■ Extracted material ■

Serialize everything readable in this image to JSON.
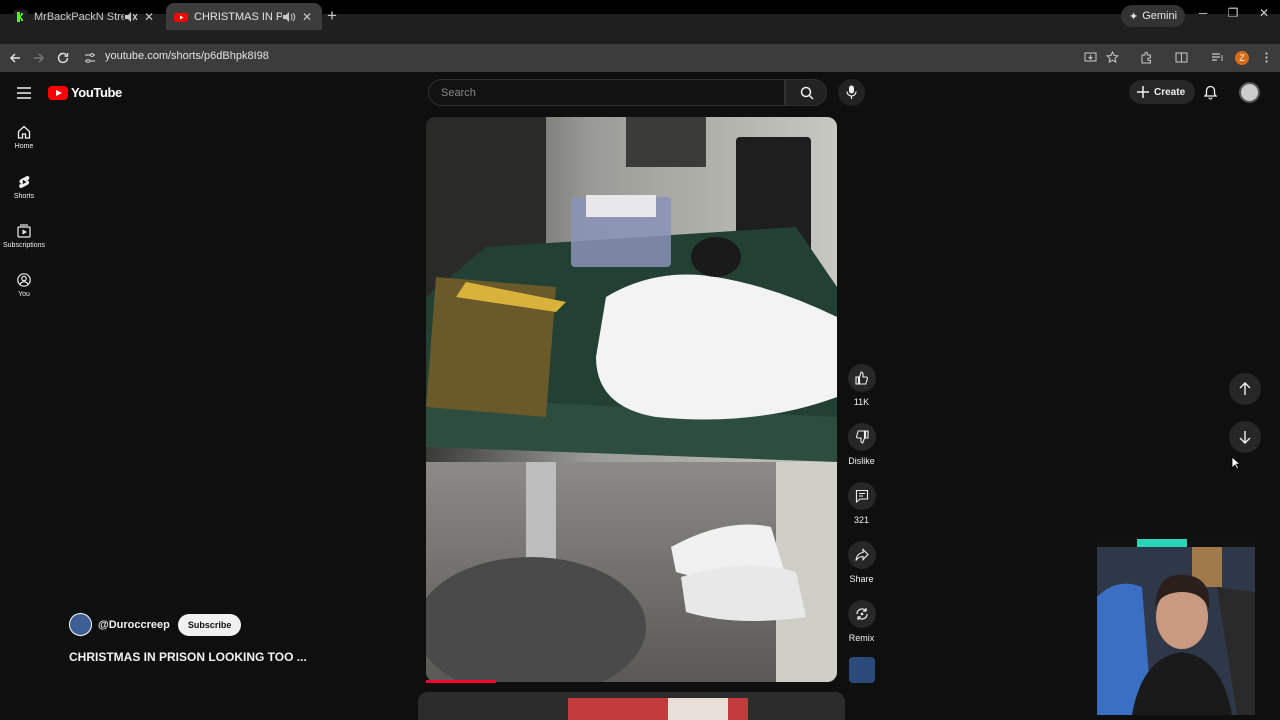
{
  "browser": {
    "tabs": [
      {
        "title": "MrBackPackN Stream - Wa",
        "active": false,
        "favicon_color": "#53fc18"
      },
      {
        "title": "CHRISTMAS IN PRISON LO",
        "active": true,
        "favicon_color": "#ff0000"
      }
    ],
    "gemini_label": "Gemini",
    "url": "youtube.com/shorts/p6dBhpk8I98",
    "profile_initial": "Z"
  },
  "youtube": {
    "logo_text": "YouTube",
    "search_placeholder": "Search",
    "create_label": "Create",
    "sidebar": [
      {
        "label": "Home",
        "icon": "home-icon"
      },
      {
        "label": "Shorts",
        "icon": "shorts-icon"
      },
      {
        "label": "Subscriptions",
        "icon": "subscriptions-icon"
      },
      {
        "label": "You",
        "icon": "you-icon"
      }
    ],
    "short": {
      "channel": "@Duroccreep",
      "subscribe_label": "Subscribe",
      "title": "CHRISTMAS IN PRISON LOOKING TOO ...",
      "progress_fraction": 0.17
    },
    "actions": {
      "likes": "11K",
      "dislike_label": "Dislike",
      "comments": "321",
      "share_label": "Share",
      "remix_label": "Remix"
    }
  },
  "colors": {
    "background": "#0f0f0f",
    "accent": "#ff0000",
    "progress": "#ff0033"
  }
}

■ Task brief ■
The material above must be printed exactly, with its pictures left out.

■ Task answer ■
Serialize everything readable in this image to JSON.
{
  "browser": {
    "tabs": [
      {
        "title": "MrBackPackN Stream - Wa",
        "active": false,
        "favicon_color": "#53fc18"
      },
      {
        "title": "CHRISTMAS IN PRISON LO",
        "active": true,
        "favicon_color": "#ff0000"
      }
    ],
    "gemini_label": "Gemini",
    "url": "youtube.com/shorts/p6dBhpk8I98",
    "profile_initial": "Z"
  },
  "youtube": {
    "logo_text": "YouTube",
    "search_placeholder": "Search",
    "create_label": "Create",
    "sidebar": [
      {
        "label": "Home",
        "icon": "home-icon"
      },
      {
        "label": "Shorts",
        "icon": "shorts-icon"
      },
      {
        "label": "Subscriptions",
        "icon": "subscriptions-icon"
      },
      {
        "label": "You",
        "icon": "you-icon"
      }
    ],
    "short": {
      "channel": "@Duroccreep",
      "subscribe_label": "Subscribe",
      "title": "CHRISTMAS IN PRISON LOOKING TOO ...",
      "progress_fraction": 0.17
    },
    "actions": {
      "likes": "11K",
      "dislike_label": "Dislike",
      "comments": "321",
      "share_label": "Share",
      "remix_label": "Remix"
    }
  },
  "colors": {
    "background": "#0f0f0f",
    "accent": "#ff0000",
    "progress": "#ff0033"
  }
}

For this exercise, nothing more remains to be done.